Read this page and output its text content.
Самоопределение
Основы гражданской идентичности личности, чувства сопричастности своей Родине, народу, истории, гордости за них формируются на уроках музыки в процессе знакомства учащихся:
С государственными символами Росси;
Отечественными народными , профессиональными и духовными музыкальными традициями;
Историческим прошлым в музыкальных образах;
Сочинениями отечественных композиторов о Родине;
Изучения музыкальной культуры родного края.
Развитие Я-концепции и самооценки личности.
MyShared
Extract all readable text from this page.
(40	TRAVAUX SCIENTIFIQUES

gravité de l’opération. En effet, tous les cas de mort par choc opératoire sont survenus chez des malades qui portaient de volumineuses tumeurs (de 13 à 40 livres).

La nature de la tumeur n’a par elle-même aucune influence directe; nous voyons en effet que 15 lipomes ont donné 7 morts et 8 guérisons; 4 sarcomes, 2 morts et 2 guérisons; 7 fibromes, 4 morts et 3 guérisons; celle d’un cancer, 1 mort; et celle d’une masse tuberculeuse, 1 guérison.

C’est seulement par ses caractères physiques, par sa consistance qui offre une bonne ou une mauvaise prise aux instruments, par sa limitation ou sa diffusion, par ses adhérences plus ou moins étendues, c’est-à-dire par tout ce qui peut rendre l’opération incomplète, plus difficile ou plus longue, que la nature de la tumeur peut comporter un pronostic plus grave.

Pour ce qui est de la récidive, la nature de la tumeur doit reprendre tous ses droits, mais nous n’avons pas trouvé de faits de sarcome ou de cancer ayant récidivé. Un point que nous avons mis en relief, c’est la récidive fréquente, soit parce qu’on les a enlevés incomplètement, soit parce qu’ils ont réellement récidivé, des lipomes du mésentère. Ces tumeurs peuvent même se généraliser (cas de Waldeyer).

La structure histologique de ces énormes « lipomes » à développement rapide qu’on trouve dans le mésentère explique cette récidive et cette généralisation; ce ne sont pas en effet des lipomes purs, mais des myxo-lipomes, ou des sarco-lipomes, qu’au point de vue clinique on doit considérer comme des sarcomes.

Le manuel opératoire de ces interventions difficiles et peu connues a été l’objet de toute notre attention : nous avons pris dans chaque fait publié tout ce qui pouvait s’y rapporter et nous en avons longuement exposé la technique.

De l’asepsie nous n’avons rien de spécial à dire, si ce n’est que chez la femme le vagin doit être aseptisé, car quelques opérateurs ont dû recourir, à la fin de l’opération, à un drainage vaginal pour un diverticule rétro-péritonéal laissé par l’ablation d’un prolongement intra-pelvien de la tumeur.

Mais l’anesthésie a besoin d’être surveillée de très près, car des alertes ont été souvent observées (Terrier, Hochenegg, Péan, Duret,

+++

Exercise brief
Starting at the line that contains "Extract all readable text from this page.", print every line through the end of the listing, word for word. Leave out all the rest.

Response
Extract all readable text from this page.
(40	TRAVAUX SCIENTIFIQUES

gravité de l’opération. En effet, tous les cas de mort par choc opératoire sont survenus chez des malades qui portaient de volumineuses tumeurs (de 13 à 40 livres).

La nature de la tumeur n’a par elle-même aucune influence directe; nous voyons en effet que 15 lipomes ont donné 7 morts et 8 guérisons; 4 sarcomes, 2 morts et 2 guérisons; 7 fibromes, 4 morts et 3 guérisons; celle d’un cancer, 1 mort; et celle d’une masse tuberculeuse, 1 guérison.

C’est seulement par ses caractères physiques, par sa consistance qui offre une bonne ou une mauvaise prise aux instruments, par sa limitation ou sa diffusion, par ses adhérences plus ou moins étendues, c’est-à-dire par tout ce qui peut rendre l’opération incomplète, plus difficile ou plus longue, que la nature de la tumeur peut comporter un pronostic plus grave.

Pour ce qui est de la récidive, la nature de la tumeur doit reprendre tous ses droits, mais nous n’avons pas trouvé de faits de sarcome ou de cancer ayant récidivé. Un point que nous avons mis en relief, c’est la récidive fréquente, soit parce qu’on les a enlevés incomplètement, soit parce qu’ils ont réellement récidivé, des lipomes du mésentère. Ces tumeurs peuvent même se généraliser (cas de Waldeyer).

La structure histologique de ces énormes « lipomes » à développement rapide qu’on trouve dans le mésentère explique cette récidive et cette généralisation; ce ne sont pas en effet des lipomes purs, mais des myxo-lipomes, ou des sarco-lipomes, qu’au point de vue clinique on doit considérer comme des sarcomes.

Le manuel opératoire de ces interventions difficiles et peu connues a été l’objet de toute notre attention : nous avons pris dans chaque fait publié tout ce qui pouvait s’y rapporter et nous en avons longuement exposé la technique.

De l’asepsie nous n’avons rien de spécial à dire, si ce n’est que chez la femme le vagin doit être aseptisé, car quelques opérateurs ont dû recourir, à la fin de l’opération, à un drainage vaginal pour un diverticule rétro-péritonéal laissé par l’ablation d’un prolongement intra-pelvien de la tumeur.

Mais l’anesthésie a besoin d’être surveillée de très près, car des alertes ont été souvent observées (Terrier, Hochenegg, Péan, Duret,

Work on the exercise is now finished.